Evidence-Based Recommendations for Spine Surgery

Alexander R. Vaccaro, MD, PhD, MBA; Charles G. Fisher, MD; Srinivas K. Prasad, MD; Alpesh A. Patel, MD, FACS; John Chi, MD, MPH; Kishore Mulpuri, MBBS, MHSc; Kenneth C. Thomas, MD, MHSc; Peter G. Whang, MD, FACS

Disclosures

Spine. 2020;45(21):E1441-E1448. 

In This Article

Methodological Review

The inclusion and exclusion criteria are applicable to the research objectives of the study and should allow for the selection of a representative subject population with symptomatic neurogenic claudication and/or radiculopathy secondary to degenerative or lytic spondylolisthesis deformities. Similarly, the selected outcome measures are generally appropriate and should provide sufficient data to distinguish between these two distinct surgical procedures. Randomization will be performed using a computer-generated program with predefined block allocation to ensure that there are balanced group sizes at the end of enrollment. Sample size calculations were completed based upon a 20 mm difference in VAS scores for low back pain with a standard deviation of 40 mm, alpha of 0.05, and beta of 0.10; assuming a 8% loss to follow-up, it was estimated that a total of 184 individuals will need to be enrolled into the trial. All statistical analyses will be performed according to the intention-to-treat principle.

Although the authors suggest that any perceived differences in terms of recovery and/or pain may occur within the first 6 weeks after surgery with similar outcomes thereafter, the follow-up time period will be extended to 2 years which certainly seems prudent. This investigation also is subject to routine safety monitoring with standard adverse event monitoring precautions. Of note, because the incisions for the two different surgeries are different, blinding of the patients and assessors will not be feasible.

Work instructions:
1. Answer these questions from the spine surgery article:
(a) What total number of individuals was estimated to need enrollment in the trial?
(b) To what length will the follow-up time period be extended?
(c) Why will blinding of the patients and assessors not be feasible?
2. Please set down the passage of the spine surgery article between "Evidence-Based Recommendations for" and "Spine. 2020;45(21):E1441-E1448.", inclusive.

Records supplied:
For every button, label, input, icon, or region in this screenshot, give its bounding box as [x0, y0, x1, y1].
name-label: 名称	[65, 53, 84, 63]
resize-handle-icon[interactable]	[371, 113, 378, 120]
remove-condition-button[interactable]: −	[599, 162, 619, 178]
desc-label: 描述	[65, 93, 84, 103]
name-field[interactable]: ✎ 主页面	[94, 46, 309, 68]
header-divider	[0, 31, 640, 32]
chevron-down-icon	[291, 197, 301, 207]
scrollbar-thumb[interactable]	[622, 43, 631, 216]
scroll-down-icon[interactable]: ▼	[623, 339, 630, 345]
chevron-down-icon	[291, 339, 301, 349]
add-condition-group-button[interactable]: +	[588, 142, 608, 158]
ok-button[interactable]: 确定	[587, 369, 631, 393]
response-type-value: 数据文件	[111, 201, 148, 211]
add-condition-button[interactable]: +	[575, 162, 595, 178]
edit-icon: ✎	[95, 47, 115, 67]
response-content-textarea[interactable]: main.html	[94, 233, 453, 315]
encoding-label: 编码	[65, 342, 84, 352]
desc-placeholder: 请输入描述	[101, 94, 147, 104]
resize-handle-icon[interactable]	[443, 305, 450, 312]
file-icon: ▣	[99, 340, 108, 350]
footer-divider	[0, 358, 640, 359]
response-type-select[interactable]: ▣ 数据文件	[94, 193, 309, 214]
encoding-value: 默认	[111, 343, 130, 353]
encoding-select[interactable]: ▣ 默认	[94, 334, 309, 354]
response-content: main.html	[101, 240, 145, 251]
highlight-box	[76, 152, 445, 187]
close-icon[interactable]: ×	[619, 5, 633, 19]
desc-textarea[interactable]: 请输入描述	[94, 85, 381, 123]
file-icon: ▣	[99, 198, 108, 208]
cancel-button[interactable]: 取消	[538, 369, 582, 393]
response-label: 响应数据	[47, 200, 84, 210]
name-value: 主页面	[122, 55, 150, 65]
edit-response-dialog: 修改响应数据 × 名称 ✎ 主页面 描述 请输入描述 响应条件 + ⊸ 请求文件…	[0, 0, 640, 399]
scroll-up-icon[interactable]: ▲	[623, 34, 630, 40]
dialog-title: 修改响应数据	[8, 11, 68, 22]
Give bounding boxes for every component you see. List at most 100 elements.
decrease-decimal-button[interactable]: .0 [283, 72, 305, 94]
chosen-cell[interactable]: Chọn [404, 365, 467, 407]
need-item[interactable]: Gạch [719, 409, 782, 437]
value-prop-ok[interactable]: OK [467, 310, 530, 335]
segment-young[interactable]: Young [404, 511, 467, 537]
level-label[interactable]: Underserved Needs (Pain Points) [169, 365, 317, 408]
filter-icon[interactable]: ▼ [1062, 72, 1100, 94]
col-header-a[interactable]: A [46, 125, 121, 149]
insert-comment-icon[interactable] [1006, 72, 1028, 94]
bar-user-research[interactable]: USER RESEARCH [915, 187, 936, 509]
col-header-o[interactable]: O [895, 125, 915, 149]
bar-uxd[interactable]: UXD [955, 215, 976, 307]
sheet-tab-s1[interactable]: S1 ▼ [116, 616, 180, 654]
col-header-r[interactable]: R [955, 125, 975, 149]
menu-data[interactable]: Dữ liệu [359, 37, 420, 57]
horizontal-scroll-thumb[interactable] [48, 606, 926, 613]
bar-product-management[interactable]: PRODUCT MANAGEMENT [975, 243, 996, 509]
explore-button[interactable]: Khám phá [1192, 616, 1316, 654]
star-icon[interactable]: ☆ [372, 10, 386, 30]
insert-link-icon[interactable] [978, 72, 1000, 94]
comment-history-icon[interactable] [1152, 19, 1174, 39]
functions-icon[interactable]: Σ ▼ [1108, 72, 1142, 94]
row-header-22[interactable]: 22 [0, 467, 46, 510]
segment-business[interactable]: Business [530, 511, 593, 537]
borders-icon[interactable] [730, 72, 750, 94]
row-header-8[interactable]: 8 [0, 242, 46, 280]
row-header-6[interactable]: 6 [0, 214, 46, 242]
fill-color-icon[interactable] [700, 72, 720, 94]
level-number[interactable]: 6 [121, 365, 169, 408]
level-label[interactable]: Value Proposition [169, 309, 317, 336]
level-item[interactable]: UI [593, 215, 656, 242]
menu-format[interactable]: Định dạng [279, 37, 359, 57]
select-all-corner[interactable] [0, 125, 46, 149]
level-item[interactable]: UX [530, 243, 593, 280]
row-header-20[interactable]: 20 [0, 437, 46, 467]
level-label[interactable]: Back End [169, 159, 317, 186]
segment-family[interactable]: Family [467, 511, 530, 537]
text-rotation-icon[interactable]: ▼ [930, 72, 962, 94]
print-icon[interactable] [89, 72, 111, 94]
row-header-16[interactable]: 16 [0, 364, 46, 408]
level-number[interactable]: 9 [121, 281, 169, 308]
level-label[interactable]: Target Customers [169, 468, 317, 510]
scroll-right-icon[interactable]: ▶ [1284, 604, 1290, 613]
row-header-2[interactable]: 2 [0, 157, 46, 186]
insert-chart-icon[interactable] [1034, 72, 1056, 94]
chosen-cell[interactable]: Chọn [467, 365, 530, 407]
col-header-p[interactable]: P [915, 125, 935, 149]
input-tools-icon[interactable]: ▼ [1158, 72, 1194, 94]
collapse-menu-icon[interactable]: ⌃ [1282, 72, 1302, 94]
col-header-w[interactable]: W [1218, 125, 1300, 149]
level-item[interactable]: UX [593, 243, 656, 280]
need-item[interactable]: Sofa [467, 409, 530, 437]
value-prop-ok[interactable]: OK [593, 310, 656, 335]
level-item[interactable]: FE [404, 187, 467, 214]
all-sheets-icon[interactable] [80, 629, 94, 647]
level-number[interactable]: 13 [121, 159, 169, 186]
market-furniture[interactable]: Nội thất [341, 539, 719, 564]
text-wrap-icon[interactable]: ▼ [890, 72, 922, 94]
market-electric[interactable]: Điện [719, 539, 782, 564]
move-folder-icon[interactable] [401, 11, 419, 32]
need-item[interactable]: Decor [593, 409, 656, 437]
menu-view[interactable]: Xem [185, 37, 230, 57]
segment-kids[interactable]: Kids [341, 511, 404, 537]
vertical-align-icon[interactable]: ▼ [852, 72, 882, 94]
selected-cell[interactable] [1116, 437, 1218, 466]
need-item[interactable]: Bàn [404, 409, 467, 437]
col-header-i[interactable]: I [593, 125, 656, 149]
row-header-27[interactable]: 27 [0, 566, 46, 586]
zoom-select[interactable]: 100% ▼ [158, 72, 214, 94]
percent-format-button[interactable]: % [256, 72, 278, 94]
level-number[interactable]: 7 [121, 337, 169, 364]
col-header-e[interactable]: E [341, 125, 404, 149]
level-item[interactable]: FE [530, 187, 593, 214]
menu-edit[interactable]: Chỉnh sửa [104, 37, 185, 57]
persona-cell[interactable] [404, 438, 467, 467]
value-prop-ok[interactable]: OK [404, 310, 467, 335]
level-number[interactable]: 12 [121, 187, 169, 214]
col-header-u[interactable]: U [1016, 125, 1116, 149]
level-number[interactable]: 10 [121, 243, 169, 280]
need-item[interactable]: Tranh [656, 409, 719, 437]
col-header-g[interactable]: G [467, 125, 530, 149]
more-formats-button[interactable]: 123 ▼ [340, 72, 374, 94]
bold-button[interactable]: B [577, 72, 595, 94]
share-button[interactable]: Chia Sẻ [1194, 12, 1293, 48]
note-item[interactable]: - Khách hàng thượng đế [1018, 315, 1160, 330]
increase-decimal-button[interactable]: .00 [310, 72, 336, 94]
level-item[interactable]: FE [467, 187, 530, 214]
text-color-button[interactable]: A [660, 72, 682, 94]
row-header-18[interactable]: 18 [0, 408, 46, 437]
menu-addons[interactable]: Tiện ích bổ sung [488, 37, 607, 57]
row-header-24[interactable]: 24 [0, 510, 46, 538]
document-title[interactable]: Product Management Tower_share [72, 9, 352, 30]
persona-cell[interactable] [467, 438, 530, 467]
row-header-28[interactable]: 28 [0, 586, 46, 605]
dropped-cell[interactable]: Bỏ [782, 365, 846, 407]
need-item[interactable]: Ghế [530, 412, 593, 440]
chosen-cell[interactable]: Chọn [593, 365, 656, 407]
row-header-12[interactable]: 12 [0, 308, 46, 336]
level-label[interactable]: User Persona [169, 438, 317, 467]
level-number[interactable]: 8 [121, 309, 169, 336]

List of answers:
1.
(a) 184
(b) 2 years
(c) The incisions for the two different surgeries are different.

2.
Evidence-Based Recommendations for Spine Surgery

Alexander R. Vaccaro, MD, PhD, MBA; Charles G. Fisher, MD; Srinivas K. Prasad, MD; Alpesh A. Patel, MD, FACS; John Chi, MD, MPH; Kishore Mulpuri, MBBS, MHSc; Kenneth C. Thomas, MD, MHSc; Peter G. Whang, MD, FACS

Disclosures

Spine. 2020;45(21):E1441-E1448.